> **Task goal**:
How many lines in the items below contain the string "お問い合わせフォーム"? Case counts. Reply with the number only.

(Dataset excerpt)
#####
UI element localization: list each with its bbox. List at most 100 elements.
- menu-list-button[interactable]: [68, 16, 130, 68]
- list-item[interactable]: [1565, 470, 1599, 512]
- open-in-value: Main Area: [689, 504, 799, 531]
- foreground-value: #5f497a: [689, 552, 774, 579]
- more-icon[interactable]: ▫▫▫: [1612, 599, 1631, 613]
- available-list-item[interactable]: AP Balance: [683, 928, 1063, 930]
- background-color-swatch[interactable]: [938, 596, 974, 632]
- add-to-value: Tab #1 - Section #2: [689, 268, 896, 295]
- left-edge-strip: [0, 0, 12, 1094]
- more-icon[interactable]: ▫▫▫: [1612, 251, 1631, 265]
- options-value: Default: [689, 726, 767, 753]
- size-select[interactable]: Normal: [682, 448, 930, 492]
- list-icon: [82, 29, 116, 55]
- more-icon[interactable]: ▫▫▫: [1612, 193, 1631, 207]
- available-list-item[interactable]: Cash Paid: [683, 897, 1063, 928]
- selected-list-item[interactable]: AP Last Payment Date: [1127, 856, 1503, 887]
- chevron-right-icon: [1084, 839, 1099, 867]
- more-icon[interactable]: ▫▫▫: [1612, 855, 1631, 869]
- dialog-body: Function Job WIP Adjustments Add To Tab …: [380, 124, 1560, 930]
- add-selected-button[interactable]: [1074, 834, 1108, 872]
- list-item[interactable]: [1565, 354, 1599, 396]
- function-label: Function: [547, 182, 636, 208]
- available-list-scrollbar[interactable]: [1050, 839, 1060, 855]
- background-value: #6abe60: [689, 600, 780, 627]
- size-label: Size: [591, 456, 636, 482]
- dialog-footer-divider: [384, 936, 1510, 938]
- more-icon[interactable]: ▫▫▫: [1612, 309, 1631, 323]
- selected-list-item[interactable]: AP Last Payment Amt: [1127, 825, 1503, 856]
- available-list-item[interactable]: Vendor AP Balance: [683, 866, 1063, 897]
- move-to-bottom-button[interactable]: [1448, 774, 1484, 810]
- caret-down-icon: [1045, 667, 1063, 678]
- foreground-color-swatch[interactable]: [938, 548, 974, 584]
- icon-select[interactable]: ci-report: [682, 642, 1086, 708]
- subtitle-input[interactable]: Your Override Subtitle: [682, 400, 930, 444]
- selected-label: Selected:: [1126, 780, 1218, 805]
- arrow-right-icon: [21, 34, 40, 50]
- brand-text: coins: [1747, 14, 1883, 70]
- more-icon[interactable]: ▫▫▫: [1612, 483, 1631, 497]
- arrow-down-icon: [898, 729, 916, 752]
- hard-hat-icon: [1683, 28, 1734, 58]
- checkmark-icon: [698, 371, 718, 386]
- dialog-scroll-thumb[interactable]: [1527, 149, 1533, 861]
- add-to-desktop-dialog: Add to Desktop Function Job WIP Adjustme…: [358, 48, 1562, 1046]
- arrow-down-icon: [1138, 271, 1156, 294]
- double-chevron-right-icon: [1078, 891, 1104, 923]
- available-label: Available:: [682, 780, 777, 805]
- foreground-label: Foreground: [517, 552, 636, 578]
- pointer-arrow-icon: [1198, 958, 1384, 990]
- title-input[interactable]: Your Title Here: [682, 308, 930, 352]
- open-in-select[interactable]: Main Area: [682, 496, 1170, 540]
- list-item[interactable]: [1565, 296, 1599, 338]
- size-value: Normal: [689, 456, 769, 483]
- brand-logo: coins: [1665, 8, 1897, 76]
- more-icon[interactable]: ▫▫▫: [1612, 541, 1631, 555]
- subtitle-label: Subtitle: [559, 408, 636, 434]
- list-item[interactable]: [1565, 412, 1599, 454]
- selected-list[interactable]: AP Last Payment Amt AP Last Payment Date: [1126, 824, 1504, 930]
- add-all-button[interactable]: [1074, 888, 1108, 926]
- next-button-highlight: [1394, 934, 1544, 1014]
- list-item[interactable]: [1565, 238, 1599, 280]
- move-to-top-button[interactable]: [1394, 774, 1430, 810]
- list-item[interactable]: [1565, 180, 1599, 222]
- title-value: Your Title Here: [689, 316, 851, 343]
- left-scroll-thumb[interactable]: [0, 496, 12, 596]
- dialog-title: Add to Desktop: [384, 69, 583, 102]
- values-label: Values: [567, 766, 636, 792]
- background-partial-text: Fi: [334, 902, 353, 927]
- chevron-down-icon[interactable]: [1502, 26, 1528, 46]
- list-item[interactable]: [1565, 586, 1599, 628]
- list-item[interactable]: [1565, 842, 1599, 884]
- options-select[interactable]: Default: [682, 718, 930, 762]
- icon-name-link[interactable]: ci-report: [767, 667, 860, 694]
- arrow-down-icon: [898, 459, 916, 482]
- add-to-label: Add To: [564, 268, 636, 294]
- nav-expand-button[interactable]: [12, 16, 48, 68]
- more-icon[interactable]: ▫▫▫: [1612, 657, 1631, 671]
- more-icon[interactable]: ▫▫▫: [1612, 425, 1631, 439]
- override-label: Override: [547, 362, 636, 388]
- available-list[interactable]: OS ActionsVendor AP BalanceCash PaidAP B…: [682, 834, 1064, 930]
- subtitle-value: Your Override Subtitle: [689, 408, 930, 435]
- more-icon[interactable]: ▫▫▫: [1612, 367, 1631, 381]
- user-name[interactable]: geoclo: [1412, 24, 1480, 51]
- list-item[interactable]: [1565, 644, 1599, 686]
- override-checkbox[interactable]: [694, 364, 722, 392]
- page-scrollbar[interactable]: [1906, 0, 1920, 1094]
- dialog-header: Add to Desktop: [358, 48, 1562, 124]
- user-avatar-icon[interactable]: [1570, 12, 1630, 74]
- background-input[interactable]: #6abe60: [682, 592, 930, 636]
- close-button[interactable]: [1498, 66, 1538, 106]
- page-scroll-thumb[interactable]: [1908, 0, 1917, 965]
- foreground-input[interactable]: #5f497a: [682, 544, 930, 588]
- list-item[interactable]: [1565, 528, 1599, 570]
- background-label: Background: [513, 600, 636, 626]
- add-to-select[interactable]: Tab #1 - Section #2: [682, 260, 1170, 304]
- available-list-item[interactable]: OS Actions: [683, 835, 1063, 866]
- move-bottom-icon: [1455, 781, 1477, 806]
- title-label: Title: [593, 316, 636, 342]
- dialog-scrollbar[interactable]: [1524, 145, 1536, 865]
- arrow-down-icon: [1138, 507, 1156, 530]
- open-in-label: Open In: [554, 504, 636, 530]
#####
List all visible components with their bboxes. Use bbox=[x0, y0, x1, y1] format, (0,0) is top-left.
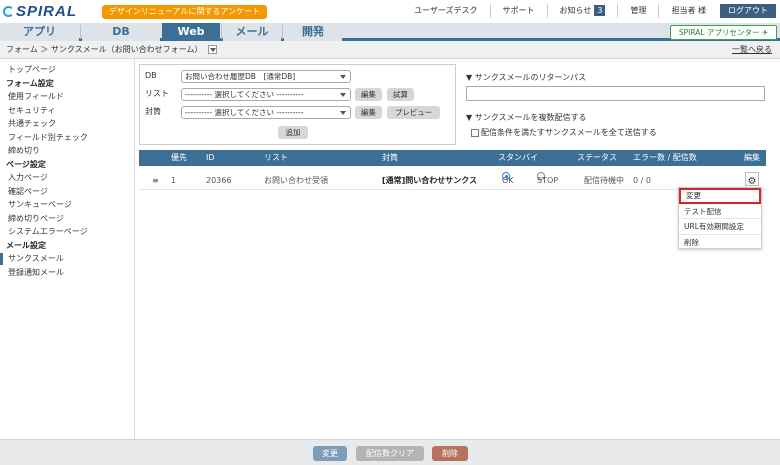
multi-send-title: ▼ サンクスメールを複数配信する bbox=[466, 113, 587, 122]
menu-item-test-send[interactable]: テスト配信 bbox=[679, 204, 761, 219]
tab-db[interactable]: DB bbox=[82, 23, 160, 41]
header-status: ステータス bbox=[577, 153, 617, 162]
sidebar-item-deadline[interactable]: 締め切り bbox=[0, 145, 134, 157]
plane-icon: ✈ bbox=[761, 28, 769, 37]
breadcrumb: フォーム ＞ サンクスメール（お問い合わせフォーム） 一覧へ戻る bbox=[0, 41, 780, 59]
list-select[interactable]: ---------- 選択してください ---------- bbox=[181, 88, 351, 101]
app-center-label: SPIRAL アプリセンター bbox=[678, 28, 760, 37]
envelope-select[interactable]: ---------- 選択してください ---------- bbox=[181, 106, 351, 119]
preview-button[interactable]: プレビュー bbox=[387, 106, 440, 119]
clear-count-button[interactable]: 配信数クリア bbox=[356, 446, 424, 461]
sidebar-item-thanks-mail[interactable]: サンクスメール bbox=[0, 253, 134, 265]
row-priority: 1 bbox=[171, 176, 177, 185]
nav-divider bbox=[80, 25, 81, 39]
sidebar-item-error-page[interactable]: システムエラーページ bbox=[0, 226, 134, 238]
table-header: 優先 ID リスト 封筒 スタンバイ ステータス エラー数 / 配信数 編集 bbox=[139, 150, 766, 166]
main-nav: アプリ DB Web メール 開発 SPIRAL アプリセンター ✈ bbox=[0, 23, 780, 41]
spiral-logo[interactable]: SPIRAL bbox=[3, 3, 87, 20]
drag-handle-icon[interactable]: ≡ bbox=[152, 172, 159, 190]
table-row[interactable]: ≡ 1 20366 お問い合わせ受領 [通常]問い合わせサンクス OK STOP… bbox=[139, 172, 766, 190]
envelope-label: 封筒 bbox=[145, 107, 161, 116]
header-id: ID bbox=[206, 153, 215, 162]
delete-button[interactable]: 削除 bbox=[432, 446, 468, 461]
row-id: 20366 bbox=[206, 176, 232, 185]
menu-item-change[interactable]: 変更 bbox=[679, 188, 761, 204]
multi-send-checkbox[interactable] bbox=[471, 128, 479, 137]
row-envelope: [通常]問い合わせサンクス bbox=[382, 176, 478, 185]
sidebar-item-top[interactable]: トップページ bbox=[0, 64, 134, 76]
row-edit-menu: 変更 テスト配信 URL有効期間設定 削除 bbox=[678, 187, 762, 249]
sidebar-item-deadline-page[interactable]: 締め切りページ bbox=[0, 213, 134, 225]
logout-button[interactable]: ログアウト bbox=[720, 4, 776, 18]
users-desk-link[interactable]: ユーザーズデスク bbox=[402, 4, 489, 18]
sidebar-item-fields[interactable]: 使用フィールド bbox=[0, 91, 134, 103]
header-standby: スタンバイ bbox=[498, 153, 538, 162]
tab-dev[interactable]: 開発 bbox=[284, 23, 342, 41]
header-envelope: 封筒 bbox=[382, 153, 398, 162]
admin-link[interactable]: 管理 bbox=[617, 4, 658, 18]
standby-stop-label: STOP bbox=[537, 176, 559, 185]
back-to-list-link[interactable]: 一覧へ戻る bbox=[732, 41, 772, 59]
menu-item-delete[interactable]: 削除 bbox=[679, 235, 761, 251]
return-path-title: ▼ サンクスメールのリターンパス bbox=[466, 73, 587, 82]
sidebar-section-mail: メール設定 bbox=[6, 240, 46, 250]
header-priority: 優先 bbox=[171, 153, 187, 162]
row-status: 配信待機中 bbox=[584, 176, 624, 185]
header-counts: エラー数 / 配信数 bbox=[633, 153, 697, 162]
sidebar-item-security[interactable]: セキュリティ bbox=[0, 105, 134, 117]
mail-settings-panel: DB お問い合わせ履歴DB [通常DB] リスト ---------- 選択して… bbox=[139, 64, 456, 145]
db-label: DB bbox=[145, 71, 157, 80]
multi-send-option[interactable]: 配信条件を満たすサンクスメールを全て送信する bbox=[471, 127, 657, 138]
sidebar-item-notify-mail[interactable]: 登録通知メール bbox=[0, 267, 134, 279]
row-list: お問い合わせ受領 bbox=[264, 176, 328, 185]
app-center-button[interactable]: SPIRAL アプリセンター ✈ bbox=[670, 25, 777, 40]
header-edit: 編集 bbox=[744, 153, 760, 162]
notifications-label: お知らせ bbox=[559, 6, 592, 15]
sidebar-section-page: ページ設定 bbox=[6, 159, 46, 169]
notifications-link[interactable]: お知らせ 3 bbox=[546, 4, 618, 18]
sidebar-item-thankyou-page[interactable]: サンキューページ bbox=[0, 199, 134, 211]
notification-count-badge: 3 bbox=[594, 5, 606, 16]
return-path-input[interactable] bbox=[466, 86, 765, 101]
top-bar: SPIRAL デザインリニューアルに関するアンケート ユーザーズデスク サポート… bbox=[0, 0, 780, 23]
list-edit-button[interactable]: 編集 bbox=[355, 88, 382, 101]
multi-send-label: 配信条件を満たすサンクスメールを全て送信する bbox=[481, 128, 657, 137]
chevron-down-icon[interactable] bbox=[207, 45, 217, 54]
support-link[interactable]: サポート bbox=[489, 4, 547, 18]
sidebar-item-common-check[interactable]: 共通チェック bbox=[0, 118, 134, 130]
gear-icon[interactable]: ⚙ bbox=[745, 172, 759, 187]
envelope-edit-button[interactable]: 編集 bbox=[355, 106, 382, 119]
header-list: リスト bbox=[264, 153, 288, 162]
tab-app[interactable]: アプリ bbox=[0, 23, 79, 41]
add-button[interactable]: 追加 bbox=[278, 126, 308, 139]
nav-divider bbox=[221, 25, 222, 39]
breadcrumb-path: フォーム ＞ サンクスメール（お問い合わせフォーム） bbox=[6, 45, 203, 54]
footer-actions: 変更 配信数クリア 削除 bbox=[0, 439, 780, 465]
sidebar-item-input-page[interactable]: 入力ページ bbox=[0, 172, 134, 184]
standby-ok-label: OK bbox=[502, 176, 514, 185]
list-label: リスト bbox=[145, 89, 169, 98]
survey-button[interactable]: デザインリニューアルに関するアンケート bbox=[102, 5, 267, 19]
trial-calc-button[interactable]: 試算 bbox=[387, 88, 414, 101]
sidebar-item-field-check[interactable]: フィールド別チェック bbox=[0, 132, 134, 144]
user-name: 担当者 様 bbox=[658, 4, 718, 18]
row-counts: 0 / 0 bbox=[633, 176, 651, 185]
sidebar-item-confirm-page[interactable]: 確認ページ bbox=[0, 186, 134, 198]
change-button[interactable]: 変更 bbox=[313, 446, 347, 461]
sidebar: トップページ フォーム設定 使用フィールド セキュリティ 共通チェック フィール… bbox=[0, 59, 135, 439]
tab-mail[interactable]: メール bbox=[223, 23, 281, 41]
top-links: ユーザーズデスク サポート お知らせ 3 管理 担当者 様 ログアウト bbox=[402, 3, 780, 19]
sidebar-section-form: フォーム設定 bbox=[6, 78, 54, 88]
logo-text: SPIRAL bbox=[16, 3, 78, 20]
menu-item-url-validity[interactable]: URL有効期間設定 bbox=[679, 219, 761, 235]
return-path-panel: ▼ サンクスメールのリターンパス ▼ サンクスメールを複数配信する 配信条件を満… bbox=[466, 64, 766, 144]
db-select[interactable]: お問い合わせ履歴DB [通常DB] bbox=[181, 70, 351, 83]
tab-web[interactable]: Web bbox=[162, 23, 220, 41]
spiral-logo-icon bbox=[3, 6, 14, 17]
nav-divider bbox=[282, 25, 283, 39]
#####
> **Finished answer**:
2